= Extracted information =
*****
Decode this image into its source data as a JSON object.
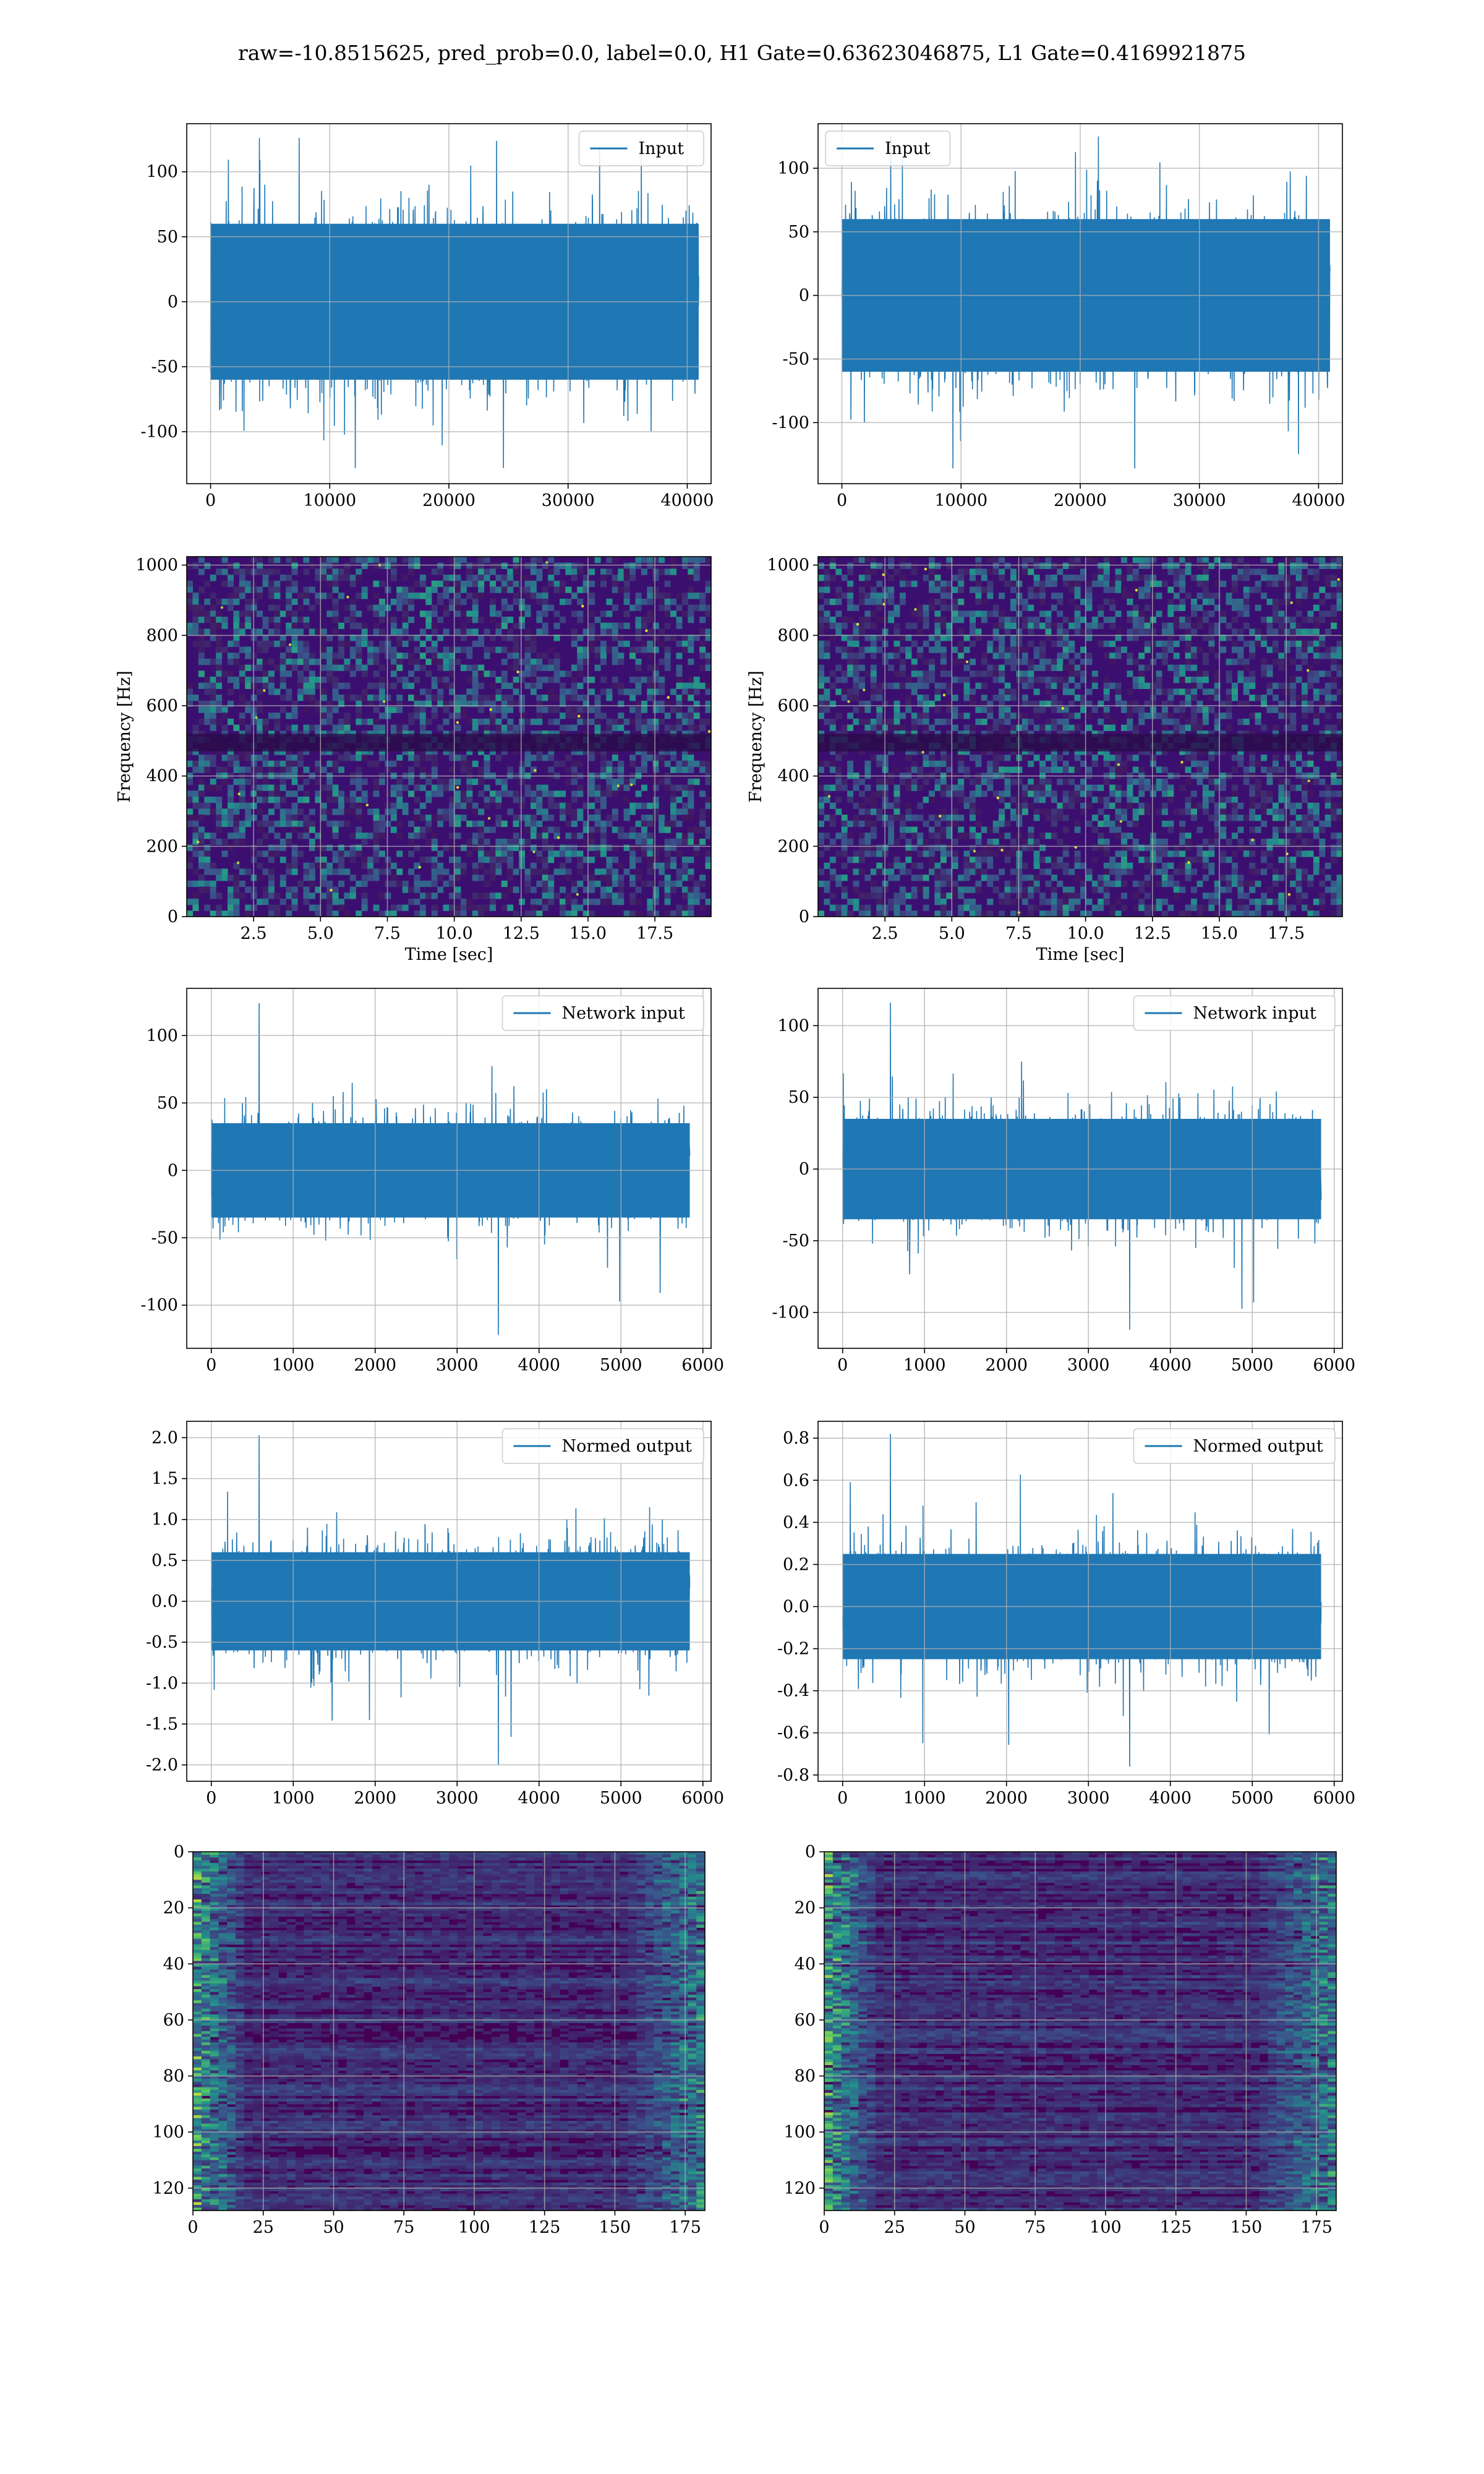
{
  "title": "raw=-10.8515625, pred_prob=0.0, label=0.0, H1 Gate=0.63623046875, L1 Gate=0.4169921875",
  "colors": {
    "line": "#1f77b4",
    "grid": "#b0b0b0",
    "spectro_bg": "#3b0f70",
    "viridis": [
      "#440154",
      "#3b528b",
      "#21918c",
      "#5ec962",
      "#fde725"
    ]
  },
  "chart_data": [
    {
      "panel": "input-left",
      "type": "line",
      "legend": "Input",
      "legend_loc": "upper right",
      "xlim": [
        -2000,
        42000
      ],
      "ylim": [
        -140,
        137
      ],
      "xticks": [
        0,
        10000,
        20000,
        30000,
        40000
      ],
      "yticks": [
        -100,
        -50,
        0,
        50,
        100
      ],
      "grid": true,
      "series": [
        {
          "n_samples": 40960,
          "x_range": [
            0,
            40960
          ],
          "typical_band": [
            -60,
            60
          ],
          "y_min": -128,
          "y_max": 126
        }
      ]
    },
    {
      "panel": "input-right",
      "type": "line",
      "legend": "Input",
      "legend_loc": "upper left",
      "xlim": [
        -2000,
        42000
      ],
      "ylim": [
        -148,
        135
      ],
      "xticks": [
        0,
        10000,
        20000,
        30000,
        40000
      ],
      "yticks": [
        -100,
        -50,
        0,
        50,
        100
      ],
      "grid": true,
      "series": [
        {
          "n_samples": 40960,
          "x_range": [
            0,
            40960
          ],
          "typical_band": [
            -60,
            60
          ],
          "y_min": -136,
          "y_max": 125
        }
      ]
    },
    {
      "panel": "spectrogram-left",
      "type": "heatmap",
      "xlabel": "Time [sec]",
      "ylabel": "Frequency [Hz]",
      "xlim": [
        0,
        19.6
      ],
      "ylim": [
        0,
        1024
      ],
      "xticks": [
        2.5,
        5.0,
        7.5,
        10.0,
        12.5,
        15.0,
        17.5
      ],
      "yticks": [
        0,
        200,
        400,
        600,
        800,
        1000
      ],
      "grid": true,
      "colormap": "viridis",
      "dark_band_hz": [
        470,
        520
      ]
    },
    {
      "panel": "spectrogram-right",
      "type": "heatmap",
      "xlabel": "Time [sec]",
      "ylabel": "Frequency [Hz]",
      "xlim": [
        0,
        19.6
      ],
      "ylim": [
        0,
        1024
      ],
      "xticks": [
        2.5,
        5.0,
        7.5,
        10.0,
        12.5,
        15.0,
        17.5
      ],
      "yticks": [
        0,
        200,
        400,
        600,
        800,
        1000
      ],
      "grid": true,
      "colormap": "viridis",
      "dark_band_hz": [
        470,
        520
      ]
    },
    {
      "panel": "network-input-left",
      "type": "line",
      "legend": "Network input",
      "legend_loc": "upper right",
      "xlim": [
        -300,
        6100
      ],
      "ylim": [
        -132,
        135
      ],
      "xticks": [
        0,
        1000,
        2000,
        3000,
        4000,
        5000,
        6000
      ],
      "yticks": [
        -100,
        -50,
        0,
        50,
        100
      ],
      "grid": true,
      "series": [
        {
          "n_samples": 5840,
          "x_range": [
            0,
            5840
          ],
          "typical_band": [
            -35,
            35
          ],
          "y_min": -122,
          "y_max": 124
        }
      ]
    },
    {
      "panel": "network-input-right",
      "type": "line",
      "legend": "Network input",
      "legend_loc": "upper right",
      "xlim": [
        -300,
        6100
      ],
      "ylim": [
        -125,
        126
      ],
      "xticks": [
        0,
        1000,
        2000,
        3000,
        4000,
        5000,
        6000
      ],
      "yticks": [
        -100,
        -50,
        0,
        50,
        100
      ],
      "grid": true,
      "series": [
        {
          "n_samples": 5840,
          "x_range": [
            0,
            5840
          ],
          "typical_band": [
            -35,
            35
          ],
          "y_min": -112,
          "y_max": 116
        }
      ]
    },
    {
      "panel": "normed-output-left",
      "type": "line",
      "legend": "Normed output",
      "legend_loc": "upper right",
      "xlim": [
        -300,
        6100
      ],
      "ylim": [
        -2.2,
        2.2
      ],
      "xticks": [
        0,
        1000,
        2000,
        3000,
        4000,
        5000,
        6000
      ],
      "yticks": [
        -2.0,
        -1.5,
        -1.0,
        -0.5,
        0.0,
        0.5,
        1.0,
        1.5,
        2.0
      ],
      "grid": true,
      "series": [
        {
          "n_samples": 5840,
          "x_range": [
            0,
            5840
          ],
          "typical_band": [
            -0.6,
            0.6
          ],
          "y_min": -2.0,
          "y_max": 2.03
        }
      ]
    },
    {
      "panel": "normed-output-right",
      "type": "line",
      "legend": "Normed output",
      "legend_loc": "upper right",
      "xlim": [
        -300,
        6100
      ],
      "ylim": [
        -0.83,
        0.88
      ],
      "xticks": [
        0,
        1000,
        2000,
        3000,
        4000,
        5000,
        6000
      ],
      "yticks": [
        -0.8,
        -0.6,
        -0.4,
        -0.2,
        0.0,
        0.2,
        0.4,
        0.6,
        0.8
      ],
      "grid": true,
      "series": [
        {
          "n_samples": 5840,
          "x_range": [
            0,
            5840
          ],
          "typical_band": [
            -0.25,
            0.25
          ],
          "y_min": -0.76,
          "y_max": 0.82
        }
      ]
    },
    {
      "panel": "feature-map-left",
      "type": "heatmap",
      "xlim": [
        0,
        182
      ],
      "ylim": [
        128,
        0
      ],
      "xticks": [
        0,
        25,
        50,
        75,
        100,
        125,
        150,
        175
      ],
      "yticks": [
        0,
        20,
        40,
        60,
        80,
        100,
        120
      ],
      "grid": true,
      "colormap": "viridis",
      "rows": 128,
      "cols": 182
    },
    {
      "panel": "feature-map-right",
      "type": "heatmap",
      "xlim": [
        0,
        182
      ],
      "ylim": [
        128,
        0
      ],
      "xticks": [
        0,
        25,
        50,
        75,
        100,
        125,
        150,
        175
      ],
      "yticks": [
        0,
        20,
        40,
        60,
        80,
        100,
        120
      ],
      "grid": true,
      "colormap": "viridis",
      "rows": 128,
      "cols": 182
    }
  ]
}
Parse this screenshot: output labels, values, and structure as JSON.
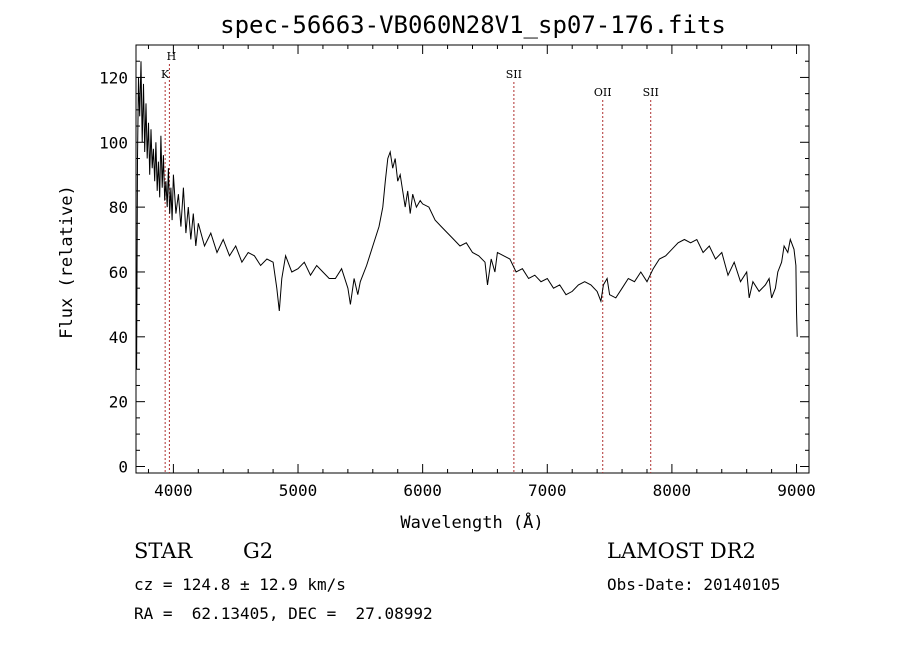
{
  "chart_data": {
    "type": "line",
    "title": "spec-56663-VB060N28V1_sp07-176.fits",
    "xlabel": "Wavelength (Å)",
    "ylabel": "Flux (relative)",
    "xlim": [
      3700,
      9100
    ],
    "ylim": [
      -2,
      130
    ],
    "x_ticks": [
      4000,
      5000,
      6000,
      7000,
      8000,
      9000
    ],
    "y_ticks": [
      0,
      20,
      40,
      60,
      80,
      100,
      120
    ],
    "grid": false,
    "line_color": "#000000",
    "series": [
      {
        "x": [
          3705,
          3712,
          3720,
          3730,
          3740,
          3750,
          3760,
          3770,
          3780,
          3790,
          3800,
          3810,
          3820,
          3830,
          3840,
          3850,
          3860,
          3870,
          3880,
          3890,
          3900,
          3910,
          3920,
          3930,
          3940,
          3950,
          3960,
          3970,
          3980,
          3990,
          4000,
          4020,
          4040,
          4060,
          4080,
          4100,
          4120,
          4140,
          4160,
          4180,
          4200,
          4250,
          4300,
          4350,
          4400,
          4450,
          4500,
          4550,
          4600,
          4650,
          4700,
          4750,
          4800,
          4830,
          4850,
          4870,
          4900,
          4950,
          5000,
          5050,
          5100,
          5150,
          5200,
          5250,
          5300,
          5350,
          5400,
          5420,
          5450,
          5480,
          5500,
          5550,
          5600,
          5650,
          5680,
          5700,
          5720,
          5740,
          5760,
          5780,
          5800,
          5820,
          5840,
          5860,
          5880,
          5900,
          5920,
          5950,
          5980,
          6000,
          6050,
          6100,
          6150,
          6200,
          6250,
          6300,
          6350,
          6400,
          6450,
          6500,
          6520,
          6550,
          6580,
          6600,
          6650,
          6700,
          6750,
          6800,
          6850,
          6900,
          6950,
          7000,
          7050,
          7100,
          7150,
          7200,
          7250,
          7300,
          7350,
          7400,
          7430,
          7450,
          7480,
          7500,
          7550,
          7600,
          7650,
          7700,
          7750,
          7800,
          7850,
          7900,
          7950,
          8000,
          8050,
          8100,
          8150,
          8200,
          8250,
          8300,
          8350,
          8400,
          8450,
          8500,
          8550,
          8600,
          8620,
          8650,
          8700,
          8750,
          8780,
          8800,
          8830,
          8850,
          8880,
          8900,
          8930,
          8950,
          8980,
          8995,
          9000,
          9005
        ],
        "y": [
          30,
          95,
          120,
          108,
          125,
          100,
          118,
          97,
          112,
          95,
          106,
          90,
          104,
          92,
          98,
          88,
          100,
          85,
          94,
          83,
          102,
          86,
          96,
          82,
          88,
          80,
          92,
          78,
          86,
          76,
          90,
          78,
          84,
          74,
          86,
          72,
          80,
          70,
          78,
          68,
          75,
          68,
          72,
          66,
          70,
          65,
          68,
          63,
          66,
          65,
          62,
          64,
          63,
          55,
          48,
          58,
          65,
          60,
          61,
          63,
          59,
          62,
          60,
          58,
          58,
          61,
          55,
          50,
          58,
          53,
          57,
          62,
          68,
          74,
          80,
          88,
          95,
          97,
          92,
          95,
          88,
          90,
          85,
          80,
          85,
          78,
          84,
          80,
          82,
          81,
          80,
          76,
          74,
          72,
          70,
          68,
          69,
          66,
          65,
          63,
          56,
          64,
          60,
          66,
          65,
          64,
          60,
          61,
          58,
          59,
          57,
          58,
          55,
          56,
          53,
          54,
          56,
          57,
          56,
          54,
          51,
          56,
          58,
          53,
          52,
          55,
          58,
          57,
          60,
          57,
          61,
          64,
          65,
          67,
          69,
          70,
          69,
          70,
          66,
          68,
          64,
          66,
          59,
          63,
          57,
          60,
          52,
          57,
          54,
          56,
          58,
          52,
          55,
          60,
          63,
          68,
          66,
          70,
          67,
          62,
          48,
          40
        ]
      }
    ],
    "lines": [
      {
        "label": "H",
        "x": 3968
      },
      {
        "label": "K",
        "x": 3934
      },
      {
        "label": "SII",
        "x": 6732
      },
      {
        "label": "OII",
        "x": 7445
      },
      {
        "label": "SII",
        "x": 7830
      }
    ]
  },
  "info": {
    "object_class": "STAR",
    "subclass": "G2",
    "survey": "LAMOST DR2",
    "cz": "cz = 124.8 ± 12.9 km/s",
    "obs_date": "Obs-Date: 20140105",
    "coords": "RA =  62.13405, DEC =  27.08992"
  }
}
*****
= Written exercise =
List every line above that contains the word "this".

= Correct response =
Decode this image into its source data as a JSON object.
Parse this screenshot: output labels, values, and structure as JSON.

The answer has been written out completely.